* Goal
Return each line containing "content".

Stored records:
┄┄┄┄┄┄┄┄┄┄┄┄┄┄┄┄┄┄┄┄
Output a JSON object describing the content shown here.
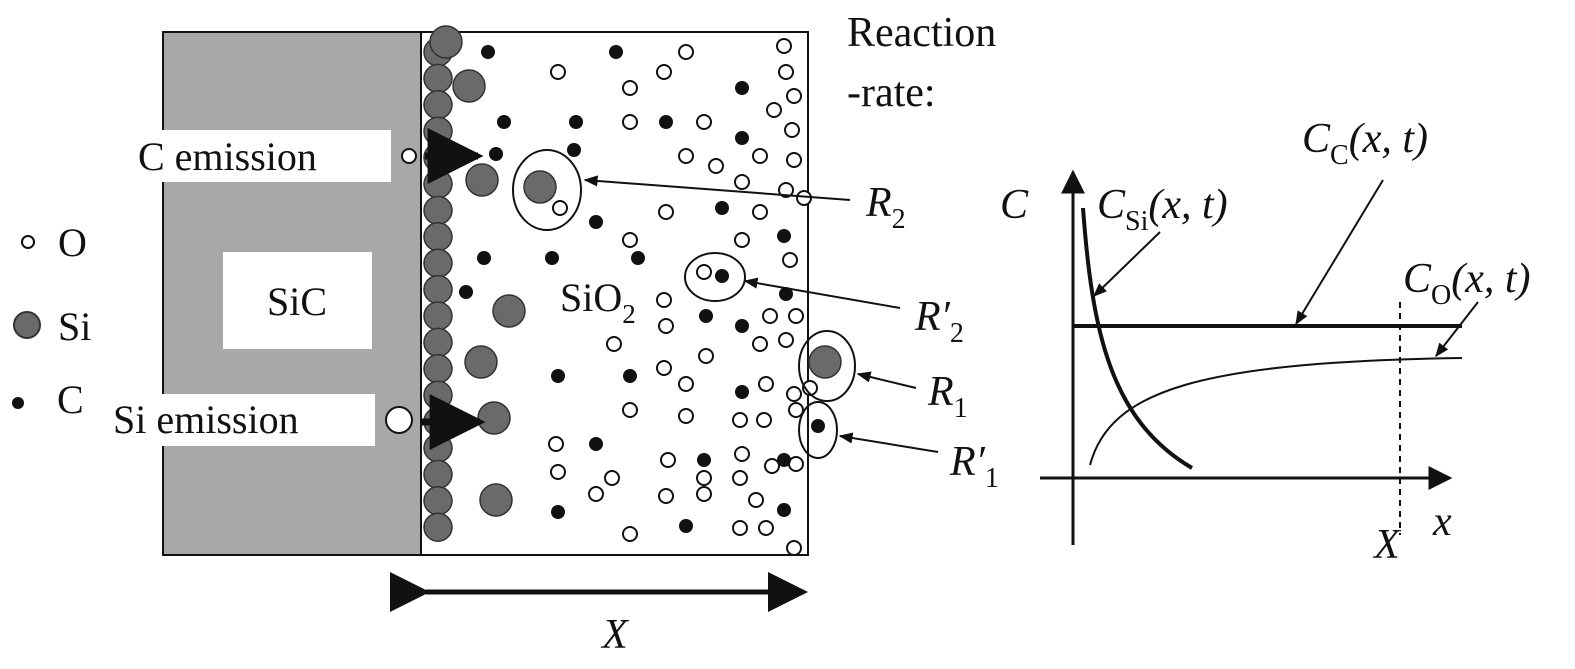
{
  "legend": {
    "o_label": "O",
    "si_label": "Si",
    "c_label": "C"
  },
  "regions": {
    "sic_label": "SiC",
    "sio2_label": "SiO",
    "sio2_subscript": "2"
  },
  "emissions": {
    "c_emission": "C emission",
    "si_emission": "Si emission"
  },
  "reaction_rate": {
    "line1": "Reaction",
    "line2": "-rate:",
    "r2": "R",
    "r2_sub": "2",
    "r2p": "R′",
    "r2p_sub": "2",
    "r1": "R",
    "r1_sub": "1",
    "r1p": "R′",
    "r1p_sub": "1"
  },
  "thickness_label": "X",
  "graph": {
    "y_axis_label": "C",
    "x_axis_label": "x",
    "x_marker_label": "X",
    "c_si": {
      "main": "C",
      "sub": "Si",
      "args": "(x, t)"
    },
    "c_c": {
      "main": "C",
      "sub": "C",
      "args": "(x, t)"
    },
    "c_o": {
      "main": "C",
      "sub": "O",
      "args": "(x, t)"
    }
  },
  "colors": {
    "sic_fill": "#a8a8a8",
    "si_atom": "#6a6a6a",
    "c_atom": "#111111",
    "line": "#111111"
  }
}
┄┄┄┄┄┄┄┄┄┄┄┄┄┄┄┄┄┄┄┄
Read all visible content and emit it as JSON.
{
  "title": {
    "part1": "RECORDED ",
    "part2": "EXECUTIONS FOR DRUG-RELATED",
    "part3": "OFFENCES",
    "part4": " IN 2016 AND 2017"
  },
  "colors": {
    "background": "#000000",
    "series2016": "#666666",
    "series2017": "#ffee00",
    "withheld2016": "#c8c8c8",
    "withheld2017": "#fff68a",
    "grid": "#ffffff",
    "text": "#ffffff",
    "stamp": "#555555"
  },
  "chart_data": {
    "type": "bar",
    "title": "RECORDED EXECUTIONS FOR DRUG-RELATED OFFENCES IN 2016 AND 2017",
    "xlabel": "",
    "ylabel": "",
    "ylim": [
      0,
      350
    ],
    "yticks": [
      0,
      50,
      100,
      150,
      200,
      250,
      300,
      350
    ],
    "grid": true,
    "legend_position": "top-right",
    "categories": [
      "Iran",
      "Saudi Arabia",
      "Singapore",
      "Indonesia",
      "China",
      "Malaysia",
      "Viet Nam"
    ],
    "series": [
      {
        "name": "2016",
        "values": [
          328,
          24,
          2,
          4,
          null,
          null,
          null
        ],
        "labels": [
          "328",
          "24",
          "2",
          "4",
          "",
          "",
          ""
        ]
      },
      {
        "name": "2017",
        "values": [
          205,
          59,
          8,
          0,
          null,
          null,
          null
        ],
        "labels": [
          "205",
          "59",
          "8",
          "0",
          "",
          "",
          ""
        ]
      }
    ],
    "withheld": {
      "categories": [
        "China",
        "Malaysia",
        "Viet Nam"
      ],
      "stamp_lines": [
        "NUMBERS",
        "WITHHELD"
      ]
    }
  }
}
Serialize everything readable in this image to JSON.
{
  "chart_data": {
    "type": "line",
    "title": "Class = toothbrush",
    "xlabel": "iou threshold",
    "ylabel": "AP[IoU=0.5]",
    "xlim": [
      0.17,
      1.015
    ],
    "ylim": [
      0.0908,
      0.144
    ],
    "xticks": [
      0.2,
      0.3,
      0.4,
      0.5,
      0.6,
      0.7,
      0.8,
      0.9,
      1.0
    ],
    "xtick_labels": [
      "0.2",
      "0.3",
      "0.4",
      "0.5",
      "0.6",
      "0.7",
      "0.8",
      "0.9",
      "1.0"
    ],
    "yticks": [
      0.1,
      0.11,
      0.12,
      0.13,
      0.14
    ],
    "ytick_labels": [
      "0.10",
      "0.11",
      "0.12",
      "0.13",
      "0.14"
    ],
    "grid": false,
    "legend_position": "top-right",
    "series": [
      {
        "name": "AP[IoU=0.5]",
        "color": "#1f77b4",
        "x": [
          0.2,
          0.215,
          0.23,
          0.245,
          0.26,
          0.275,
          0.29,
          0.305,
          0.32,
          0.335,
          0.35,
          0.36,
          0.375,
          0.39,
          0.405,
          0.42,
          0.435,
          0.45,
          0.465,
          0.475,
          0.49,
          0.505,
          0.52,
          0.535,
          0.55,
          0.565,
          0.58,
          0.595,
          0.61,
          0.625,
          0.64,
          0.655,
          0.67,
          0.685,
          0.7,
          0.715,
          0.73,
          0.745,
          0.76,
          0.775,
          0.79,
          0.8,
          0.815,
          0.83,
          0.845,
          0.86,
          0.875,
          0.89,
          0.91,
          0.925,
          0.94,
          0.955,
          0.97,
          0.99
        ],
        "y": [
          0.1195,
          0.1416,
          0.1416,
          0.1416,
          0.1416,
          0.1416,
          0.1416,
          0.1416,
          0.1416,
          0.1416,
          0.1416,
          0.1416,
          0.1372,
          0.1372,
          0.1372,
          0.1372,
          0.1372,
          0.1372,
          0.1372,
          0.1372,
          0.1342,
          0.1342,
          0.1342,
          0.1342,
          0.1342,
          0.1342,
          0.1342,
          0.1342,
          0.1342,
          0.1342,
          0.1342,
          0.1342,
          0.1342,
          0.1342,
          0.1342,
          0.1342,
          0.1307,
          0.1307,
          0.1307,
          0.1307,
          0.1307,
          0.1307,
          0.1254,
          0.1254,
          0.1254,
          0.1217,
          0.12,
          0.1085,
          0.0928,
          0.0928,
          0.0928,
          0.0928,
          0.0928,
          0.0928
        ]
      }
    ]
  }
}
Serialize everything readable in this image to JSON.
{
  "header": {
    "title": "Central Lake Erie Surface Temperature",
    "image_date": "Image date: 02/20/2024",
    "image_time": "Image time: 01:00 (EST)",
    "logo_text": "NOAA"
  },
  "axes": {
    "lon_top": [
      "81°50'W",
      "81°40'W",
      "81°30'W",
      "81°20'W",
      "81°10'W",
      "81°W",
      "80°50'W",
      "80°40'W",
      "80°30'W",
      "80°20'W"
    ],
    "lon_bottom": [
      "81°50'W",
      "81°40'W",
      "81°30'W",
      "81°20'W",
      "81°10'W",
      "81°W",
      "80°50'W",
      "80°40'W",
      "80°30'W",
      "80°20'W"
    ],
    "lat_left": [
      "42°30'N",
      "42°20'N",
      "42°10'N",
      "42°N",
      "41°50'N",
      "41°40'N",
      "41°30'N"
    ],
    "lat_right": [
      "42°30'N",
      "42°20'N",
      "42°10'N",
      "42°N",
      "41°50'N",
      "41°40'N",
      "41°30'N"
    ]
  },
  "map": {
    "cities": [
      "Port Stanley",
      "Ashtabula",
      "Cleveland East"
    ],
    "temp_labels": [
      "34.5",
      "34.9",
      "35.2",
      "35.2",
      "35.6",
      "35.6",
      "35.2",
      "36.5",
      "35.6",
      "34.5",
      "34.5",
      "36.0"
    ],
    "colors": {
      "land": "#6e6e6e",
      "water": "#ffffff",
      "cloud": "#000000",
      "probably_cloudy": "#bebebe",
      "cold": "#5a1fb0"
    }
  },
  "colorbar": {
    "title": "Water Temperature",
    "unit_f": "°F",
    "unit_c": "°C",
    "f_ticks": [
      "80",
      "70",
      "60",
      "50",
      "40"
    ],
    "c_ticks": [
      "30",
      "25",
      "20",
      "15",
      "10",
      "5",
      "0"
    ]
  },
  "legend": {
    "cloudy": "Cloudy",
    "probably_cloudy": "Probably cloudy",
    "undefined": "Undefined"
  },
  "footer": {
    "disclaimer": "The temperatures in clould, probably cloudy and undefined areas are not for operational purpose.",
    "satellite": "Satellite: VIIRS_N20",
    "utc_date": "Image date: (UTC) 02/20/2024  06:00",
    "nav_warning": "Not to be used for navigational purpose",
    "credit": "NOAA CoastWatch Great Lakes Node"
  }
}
┄┄┄┄┄┄┄┄┄┄┄┄┄┄┄┄┄┄┄┄
* Task output
Output a JSON object describing the content shown here.
Read all visible content and emit it as JSON.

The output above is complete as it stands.